▶ _Exercise aim_:
Below is a listing; copy all of it exactly.

(Stored entries)
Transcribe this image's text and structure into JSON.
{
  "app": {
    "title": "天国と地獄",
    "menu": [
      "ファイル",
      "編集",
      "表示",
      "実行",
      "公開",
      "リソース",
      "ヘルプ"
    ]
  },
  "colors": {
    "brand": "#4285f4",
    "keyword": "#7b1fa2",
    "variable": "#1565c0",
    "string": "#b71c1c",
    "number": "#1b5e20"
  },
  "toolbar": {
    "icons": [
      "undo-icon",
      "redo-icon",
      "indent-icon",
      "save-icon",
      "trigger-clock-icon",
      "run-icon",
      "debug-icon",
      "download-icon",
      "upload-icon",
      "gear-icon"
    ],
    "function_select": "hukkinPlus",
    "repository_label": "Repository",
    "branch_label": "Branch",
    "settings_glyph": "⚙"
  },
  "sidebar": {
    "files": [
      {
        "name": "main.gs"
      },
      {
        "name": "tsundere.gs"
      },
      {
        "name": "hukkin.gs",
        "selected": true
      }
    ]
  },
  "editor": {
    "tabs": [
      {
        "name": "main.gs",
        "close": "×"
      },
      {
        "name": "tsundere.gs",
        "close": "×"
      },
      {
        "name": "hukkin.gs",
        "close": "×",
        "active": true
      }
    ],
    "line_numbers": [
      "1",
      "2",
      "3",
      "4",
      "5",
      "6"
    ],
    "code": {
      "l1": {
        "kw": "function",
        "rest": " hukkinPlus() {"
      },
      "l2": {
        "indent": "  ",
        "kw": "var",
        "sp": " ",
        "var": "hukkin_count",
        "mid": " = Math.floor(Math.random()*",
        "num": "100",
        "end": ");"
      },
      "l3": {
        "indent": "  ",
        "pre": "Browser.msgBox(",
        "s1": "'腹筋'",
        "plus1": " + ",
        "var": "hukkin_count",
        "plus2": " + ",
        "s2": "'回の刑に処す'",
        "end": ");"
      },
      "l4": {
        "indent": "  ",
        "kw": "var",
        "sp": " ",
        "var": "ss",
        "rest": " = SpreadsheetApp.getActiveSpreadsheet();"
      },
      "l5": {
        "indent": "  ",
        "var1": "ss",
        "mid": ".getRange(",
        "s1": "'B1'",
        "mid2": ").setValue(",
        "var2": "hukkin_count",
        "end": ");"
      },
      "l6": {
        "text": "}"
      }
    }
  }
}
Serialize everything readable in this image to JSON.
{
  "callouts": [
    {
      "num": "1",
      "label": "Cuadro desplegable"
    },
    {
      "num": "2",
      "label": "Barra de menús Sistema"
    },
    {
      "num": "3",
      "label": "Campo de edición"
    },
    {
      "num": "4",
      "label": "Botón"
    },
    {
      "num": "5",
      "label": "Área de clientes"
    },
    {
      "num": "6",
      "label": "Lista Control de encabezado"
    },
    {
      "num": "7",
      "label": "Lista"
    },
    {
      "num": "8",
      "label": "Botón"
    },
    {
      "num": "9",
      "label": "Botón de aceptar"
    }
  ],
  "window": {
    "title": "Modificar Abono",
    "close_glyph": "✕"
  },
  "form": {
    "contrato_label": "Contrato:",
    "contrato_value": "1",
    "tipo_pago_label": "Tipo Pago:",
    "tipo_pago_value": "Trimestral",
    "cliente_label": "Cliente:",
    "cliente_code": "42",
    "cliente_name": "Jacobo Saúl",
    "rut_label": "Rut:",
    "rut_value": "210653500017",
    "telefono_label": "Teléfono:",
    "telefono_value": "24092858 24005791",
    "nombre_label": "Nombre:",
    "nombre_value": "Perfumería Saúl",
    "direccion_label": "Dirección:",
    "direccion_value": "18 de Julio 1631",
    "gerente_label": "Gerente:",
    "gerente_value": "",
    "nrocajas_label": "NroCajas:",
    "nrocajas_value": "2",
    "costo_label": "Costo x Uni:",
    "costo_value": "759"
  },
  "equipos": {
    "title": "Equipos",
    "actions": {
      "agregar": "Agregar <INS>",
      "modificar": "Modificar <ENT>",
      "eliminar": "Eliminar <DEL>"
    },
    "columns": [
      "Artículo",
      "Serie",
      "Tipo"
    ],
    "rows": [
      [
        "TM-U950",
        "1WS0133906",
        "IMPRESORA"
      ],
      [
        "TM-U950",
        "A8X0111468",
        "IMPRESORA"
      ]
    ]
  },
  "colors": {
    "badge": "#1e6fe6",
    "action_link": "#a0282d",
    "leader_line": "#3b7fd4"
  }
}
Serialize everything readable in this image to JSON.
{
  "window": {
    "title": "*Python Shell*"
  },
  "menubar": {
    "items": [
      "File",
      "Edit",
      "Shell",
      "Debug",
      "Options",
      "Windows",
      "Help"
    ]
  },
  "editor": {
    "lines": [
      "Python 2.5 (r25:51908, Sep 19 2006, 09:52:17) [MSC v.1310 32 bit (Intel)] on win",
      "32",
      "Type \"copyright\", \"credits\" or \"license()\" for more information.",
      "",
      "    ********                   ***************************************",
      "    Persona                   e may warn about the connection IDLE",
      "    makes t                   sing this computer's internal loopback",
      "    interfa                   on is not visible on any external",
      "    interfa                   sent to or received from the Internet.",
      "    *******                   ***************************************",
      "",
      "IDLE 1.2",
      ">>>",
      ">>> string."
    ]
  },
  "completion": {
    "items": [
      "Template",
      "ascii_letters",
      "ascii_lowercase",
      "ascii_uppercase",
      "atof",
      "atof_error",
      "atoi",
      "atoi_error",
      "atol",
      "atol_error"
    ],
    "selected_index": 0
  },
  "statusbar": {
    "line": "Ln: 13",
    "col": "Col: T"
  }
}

▶ _Correct output_:
Transcribe this image's text and structure into JSON.
{
  "app": {
    "title": "天国と地獄",
    "menu": [
      "ファイル",
      "編集",
      "表示",
      "実行",
      "公開",
      "リソース",
      "ヘルプ"
    ]
  },
  "colors": {
    "brand": "#4285f4",
    "keyword": "#7b1fa2",
    "variable": "#1565c0",
    "string": "#b71c1c",
    "number": "#1b5e20"
  },
  "toolbar": {
    "icons": [
      "undo-icon",
      "redo-icon",
      "indent-icon",
      "save-icon",
      "trigger-clock-icon",
      "run-icon",
      "debug-icon",
      "download-icon",
      "upload-icon",
      "gear-icon"
    ],
    "function_select": "hukkinPlus",
    "repository_label": "Repository",
    "branch_label": "Branch",
    "settings_glyph": "⚙"
  },
  "sidebar": {
    "files": [
      {
        "name": "main.gs"
      },
      {
        "name": "tsundere.gs"
      },
      {
        "name": "hukkin.gs",
        "selected": true
      }
    ]
  },
  "editor": {
    "tabs": [
      {
        "name": "main.gs",
        "close": "×"
      },
      {
        "name": "tsundere.gs",
        "close": "×"
      },
      {
        "name": "hukkin.gs",
        "close": "×",
        "active": true
      }
    ],
    "line_numbers": [
      "1",
      "2",
      "3",
      "4",
      "5",
      "6"
    ],
    "code": {
      "l1": {
        "kw": "function",
        "rest": " hukkinPlus() {"
      },
      "l2": {
        "indent": "  ",
        "kw": "var",
        "sp": " ",
        "var": "hukkin_count",
        "mid": " = Math.floor(Math.random()*",
        "num": "100",
        "end": ");"
      },
      "l3": {
        "indent": "  ",
        "pre": "Browser.msgBox(",
        "s1": "'腹筋'",
        "plus1": " + ",
        "var": "hukkin_count",
        "plus2": " + ",
        "s2": "'回の刑に処す'",
        "end": ");"
      },
      "l4": {
        "indent": "  ",
        "kw": "var",
        "sp": " ",
        "var": "ss",
        "rest": " = SpreadsheetApp.getActiveSpreadsheet();"
      },
      "l5": {
        "indent": "  ",
        "var1": "ss",
        "mid": ".getRange(",
        "s1": "'B1'",
        "mid2": ").setValue(",
        "var2": "hukkin_count",
        "end": ");"
      },
      "l6": {
        "text": "}"
      }
    }
  }
}
Serialize everything readable in this image to JSON.
{
  "callouts": [
    {
      "num": "1",
      "label": "Cuadro desplegable"
    },
    {
      "num": "2",
      "label": "Barra de menús Sistema"
    },
    {
      "num": "3",
      "label": "Campo de edición"
    },
    {
      "num": "4",
      "label": "Botón"
    },
    {
      "num": "5",
      "label": "Área de clientes"
    },
    {
      "num": "6",
      "label": "Lista Control de encabezado"
    },
    {
      "num": "7",
      "label": "Lista"
    },
    {
      "num": "8",
      "label": "Botón"
    },
    {
      "num": "9",
      "label": "Botón de aceptar"
    }
  ],
  "window": {
    "title": "Modificar Abono",
    "close_glyph": "✕"
  },
  "form": {
    "contrato_label": "Contrato:",
    "contrato_value": "1",
    "tipo_pago_label": "Tipo Pago:",
    "tipo_pago_value": "Trimestral",
    "cliente_label": "Cliente:",
    "cliente_code": "42",
    "cliente_name": "Jacobo Saúl",
    "rut_label": "Rut:",
    "rut_value": "210653500017",
    "telefono_label": "Teléfono:",
    "telefono_value": "24092858 24005791",
    "nombre_label": "Nombre:",
    "nombre_value": "Perfumería Saúl",
    "direccion_label": "Dirección:",
    "direccion_value": "18 de Julio 1631",
    "gerente_label": "Gerente:",
    "gerente_value": "",
    "nrocajas_label": "NroCajas:",
    "nrocajas_value": "2",
    "costo_label": "Costo x Uni:",
    "costo_value": "759"
  },
  "equipos": {
    "title": "Equipos",
    "actions": {
      "agregar": "Agregar <INS>",
      "modificar": "Modificar <ENT>",
      "eliminar": "Eliminar <DEL>"
    },
    "columns": [
      "Artículo",
      "Serie",
      "Tipo"
    ],
    "rows": [
      [
        "TM-U950",
        "1WS0133906",
        "IMPRESORA"
      ],
      [
        "TM-U950",
        "A8X0111468",
        "IMPRESORA"
      ]
    ]
  },
  "colors": {
    "badge": "#1e6fe6",
    "action_link": "#a0282d",
    "leader_line": "#3b7fd4"
  }
}
Serialize everything readable in this image to JSON.
{
  "window": {
    "title": "*Python Shell*"
  },
  "menubar": {
    "items": [
      "File",
      "Edit",
      "Shell",
      "Debug",
      "Options",
      "Windows",
      "Help"
    ]
  },
  "editor": {
    "lines": [
      "Python 2.5 (r25:51908, Sep 19 2006, 09:52:17) [MSC v.1310 32 bit (Intel)] on win",
      "32",
      "Type \"copyright\", \"credits\" or \"license()\" for more information.",
      "",
      "    ********                   ***************************************",
      "    Persona                   e may warn about the connection IDLE",
      "    makes t                   sing this computer's internal loopback",
      "    interfa                   on is not visible on any external",
      "    interfa                   sent to or received from the Internet.",
      "    *******                   ***************************************",
      "",
      "IDLE 1.2",
      ">>>",
      ">>> string."
    ]
  },
  "completion": {
    "items": [
      "Template",
      "ascii_letters",
      "ascii_lowercase",
      "ascii_uppercase",
      "atof",
      "atof_error",
      "atoi",
      "atoi_error",
      "atol",
      "atol_error"
    ],
    "selected_index": 0
  },
  "statusbar": {
    "line": "Ln: 13",
    "col": "Col: T"
  }
}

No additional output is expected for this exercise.